- _WHAT THIS TASK INVOLVES_:
Transcribe the entries below exactly.

Figure data in JSON
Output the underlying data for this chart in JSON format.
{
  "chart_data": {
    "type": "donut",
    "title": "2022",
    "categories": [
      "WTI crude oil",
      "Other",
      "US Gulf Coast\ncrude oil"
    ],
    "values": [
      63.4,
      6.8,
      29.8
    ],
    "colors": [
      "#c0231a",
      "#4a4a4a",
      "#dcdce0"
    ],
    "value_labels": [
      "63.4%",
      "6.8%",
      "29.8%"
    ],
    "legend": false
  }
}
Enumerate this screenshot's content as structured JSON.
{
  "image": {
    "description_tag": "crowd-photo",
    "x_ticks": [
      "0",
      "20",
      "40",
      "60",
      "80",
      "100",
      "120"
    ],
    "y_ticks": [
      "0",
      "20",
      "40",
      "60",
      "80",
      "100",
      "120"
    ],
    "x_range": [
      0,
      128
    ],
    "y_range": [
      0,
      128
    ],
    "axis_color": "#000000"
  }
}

- _COMPLETE ANSWER_:
Output the underlying data for this chart in JSON format.
{
  "chart_data": {
    "type": "donut",
    "title": "2022",
    "categories": [
      "WTI crude oil",
      "Other",
      "US Gulf Coast\ncrude oil"
    ],
    "values": [
      63.4,
      6.8,
      29.8
    ],
    "colors": [
      "#c0231a",
      "#4a4a4a",
      "#dcdce0"
    ],
    "value_labels": [
      "63.4%",
      "6.8%",
      "29.8%"
    ],
    "legend": false
  }
}
Enumerate this screenshot's content as structured JSON.
{
  "image": {
    "description_tag": "crowd-photo",
    "x_ticks": [
      "0",
      "20",
      "40",
      "60",
      "80",
      "100",
      "120"
    ],
    "y_ticks": [
      "0",
      "20",
      "40",
      "60",
      "80",
      "100",
      "120"
    ],
    "x_range": [
      0,
      128
    ],
    "y_range": [
      0,
      128
    ],
    "axis_color": "#000000"
  }
}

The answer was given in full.